Dataset excerpts:
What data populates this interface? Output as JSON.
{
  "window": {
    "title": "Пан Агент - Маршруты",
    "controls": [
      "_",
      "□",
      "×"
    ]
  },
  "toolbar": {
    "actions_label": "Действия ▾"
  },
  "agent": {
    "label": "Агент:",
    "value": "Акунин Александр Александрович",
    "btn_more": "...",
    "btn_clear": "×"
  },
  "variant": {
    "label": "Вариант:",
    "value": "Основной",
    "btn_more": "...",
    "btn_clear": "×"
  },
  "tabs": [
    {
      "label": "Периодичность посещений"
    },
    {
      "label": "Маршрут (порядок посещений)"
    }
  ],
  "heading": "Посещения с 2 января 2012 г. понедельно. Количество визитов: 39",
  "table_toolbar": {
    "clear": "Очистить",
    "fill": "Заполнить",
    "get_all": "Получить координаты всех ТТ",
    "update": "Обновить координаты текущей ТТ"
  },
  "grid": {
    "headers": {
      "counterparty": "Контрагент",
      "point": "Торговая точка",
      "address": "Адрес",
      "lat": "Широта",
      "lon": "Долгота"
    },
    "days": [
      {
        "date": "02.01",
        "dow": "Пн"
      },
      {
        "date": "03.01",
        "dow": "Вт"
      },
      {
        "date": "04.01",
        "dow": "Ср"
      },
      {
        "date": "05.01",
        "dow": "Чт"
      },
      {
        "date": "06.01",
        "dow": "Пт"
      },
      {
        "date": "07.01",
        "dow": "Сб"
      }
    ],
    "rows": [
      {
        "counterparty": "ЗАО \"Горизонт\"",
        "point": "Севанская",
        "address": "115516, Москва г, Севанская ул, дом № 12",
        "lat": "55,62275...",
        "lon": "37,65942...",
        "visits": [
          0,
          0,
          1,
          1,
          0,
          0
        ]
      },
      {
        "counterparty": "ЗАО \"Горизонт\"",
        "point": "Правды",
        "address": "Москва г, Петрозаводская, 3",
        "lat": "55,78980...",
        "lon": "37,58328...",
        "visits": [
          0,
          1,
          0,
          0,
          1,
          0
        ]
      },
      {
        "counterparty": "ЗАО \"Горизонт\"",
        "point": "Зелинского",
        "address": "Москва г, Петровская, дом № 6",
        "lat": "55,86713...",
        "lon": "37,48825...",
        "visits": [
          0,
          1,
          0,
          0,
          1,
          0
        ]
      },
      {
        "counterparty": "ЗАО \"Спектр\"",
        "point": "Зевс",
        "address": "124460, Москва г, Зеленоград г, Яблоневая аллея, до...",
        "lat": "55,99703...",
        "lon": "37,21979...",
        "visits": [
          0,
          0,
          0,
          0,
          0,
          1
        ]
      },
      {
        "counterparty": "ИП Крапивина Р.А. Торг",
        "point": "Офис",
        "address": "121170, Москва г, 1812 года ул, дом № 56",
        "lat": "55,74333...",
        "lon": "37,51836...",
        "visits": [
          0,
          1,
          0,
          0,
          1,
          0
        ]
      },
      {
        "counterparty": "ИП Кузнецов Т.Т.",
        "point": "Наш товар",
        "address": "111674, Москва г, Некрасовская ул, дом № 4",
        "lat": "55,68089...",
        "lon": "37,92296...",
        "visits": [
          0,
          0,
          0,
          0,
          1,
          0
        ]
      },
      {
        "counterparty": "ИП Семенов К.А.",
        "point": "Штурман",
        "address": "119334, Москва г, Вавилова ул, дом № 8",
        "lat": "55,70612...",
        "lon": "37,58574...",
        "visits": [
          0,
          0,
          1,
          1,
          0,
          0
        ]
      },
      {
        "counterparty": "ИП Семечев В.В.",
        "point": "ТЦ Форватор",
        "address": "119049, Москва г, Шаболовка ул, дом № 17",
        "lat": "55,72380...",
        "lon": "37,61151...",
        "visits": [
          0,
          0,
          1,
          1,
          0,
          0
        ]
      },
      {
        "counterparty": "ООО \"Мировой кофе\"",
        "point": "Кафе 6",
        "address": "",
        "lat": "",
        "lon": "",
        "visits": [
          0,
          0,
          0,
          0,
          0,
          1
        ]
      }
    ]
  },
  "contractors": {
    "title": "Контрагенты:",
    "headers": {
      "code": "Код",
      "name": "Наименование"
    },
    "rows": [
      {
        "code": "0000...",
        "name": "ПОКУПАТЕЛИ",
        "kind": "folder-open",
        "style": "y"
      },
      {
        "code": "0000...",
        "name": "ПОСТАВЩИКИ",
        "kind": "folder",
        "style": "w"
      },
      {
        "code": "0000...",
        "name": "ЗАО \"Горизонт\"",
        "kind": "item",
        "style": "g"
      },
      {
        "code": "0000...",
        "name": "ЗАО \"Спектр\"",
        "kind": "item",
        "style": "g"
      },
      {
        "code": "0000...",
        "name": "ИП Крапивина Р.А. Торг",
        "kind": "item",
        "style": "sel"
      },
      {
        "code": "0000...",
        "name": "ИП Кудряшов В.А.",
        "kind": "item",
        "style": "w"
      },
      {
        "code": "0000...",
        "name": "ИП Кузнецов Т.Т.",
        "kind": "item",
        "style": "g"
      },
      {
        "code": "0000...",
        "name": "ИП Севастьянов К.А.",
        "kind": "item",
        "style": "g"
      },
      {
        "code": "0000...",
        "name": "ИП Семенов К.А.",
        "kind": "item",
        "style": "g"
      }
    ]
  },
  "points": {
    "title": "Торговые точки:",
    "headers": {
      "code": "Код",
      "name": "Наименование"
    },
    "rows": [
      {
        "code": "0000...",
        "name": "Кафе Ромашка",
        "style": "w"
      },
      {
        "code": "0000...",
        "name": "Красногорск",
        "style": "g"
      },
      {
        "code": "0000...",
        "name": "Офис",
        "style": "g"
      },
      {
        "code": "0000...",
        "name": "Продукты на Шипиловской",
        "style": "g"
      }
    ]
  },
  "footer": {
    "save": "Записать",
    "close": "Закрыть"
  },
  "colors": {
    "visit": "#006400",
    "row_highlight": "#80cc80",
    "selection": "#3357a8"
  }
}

Exercise description:
Retype the records that precede this task, keeping them exactly the same.

Final result:
What data populates this interface? Output as JSON.
{
  "window": {
    "title": "Пан Агент - Маршруты",
    "controls": [
      "_",
      "□",
      "×"
    ]
  },
  "toolbar": {
    "actions_label": "Действия ▾"
  },
  "agent": {
    "label": "Агент:",
    "value": "Акунин Александр Александрович",
    "btn_more": "...",
    "btn_clear": "×"
  },
  "variant": {
    "label": "Вариант:",
    "value": "Основной",
    "btn_more": "...",
    "btn_clear": "×"
  },
  "tabs": [
    {
      "label": "Периодичность посещений"
    },
    {
      "label": "Маршрут (порядок посещений)"
    }
  ],
  "heading": "Посещения с 2 января 2012 г. понедельно. Количество визитов: 39",
  "table_toolbar": {
    "clear": "Очистить",
    "fill": "Заполнить",
    "get_all": "Получить координаты всех ТТ",
    "update": "Обновить координаты текущей ТТ"
  },
  "grid": {
    "headers": {
      "counterparty": "Контрагент",
      "point": "Торговая точка",
      "address": "Адрес",
      "lat": "Широта",
      "lon": "Долгота"
    },
    "days": [
      {
        "date": "02.01",
        "dow": "Пн"
      },
      {
        "date": "03.01",
        "dow": "Вт"
      },
      {
        "date": "04.01",
        "dow": "Ср"
      },
      {
        "date": "05.01",
        "dow": "Чт"
      },
      {
        "date": "06.01",
        "dow": "Пт"
      },
      {
        "date": "07.01",
        "dow": "Сб"
      }
    ],
    "rows": [
      {
        "counterparty": "ЗАО \"Горизонт\"",
        "point": "Севанская",
        "address": "115516, Москва г, Севанская ул, дом № 12",
        "lat": "55,62275...",
        "lon": "37,65942...",
        "visits": [
          0,
          0,
          1,
          1,
          0,
          0
        ]
      },
      {
        "counterparty": "ЗАО \"Горизонт\"",
        "point": "Правды",
        "address": "Москва г, Петрозаводская, 3",
        "lat": "55,78980...",
        "lon": "37,58328...",
        "visits": [
          0,
          1,
          0,
          0,
          1,
          0
        ]
      },
      {
        "counterparty": "ЗАО \"Горизонт\"",
        "point": "Зелинского",
        "address": "Москва г, Петровская, дом № 6",
        "lat": "55,86713...",
        "lon": "37,48825...",
        "visits": [
          0,
          1,
          0,
          0,
          1,
          0
        ]
      },
      {
        "counterparty": "ЗАО \"Спектр\"",
        "point": "Зевс",
        "address": "124460, Москва г, Зеленоград г, Яблоневая аллея, до...",
        "lat": "55,99703...",
        "lon": "37,21979...",
        "visits": [
          0,
          0,
          0,
          0,
          0,
          1
        ]
      },
      {
        "counterparty": "ИП Крапивина Р.А. Торг",
        "point": "Офис",
        "address": "121170, Москва г, 1812 года ул, дом № 56",
        "lat": "55,74333...",
        "lon": "37,51836...",
        "visits": [
          0,
          1,
          0,
          0,
          1,
          0
        ]
      },
      {
        "counterparty": "ИП Кузнецов Т.Т.",
        "point": "Наш товар",
        "address": "111674, Москва г, Некрасовская ул, дом № 4",
        "lat": "55,68089...",
        "lon": "37,92296...",
        "visits": [
          0,
          0,
          0,
          0,
          1,
          0
        ]
      },
      {
        "counterparty": "ИП Семенов К.А.",
        "point": "Штурман",
        "address": "119334, Москва г, Вавилова ул, дом № 8",
        "lat": "55,70612...",
        "lon": "37,58574...",
        "visits": [
          0,
          0,
          1,
          1,
          0,
          0
        ]
      },
      {
        "counterparty": "ИП Семечев В.В.",
        "point": "ТЦ Форватор",
        "address": "119049, Москва г, Шаболовка ул, дом № 17",
        "lat": "55,72380...",
        "lon": "37,61151...",
        "visits": [
          0,
          0,
          1,
          1,
          0,
          0
        ]
      },
      {
        "counterparty": "ООО \"Мировой кофе\"",
        "point": "Кафе 6",
        "address": "",
        "lat": "",
        "lon": "",
        "visits": [
          0,
          0,
          0,
          0,
          0,
          1
        ]
      }
    ]
  },
  "contractors": {
    "title": "Контрагенты:",
    "headers": {
      "code": "Код",
      "name": "Наименование"
    },
    "rows": [
      {
        "code": "0000...",
        "name": "ПОКУПАТЕЛИ",
        "kind": "folder-open",
        "style": "y"
      },
      {
        "code": "0000...",
        "name": "ПОСТАВЩИКИ",
        "kind": "folder",
        "style": "w"
      },
      {
        "code": "0000...",
        "name": "ЗАО \"Горизонт\"",
        "kind": "item",
        "style": "g"
      },
      {
        "code": "0000...",
        "name": "ЗАО \"Спектр\"",
        "kind": "item",
        "style": "g"
      },
      {
        "code": "0000...",
        "name": "ИП Крапивина Р.А. Торг",
        "kind": "item",
        "style": "sel"
      },
      {
        "code": "0000...",
        "name": "ИП Кудряшов В.А.",
        "kind": "item",
        "style": "w"
      },
      {
        "code": "0000...",
        "name": "ИП Кузнецов Т.Т.",
        "kind": "item",
        "style": "g"
      },
      {
        "code": "0000...",
        "name": "ИП Севастьянов К.А.",
        "kind": "item",
        "style": "g"
      },
      {
        "code": "0000...",
        "name": "ИП Семенов К.А.",
        "kind": "item",
        "style": "g"
      }
    ]
  },
  "points": {
    "title": "Торговые точки:",
    "headers": {
      "code": "Код",
      "name": "Наименование"
    },
    "rows": [
      {
        "code": "0000...",
        "name": "Кафе Ромашка",
        "style": "w"
      },
      {
        "code": "0000...",
        "name": "Красногорск",
        "style": "g"
      },
      {
        "code": "0000...",
        "name": "Офис",
        "style": "g"
      },
      {
        "code": "0000...",
        "name": "Продукты на Шипиловской",
        "style": "g"
      }
    ]
  },
  "footer": {
    "save": "Записать",
    "close": "Закрыть"
  },
  "colors": {
    "visit": "#006400",
    "row_highlight": "#80cc80",
    "selection": "#3357a8"
  }
}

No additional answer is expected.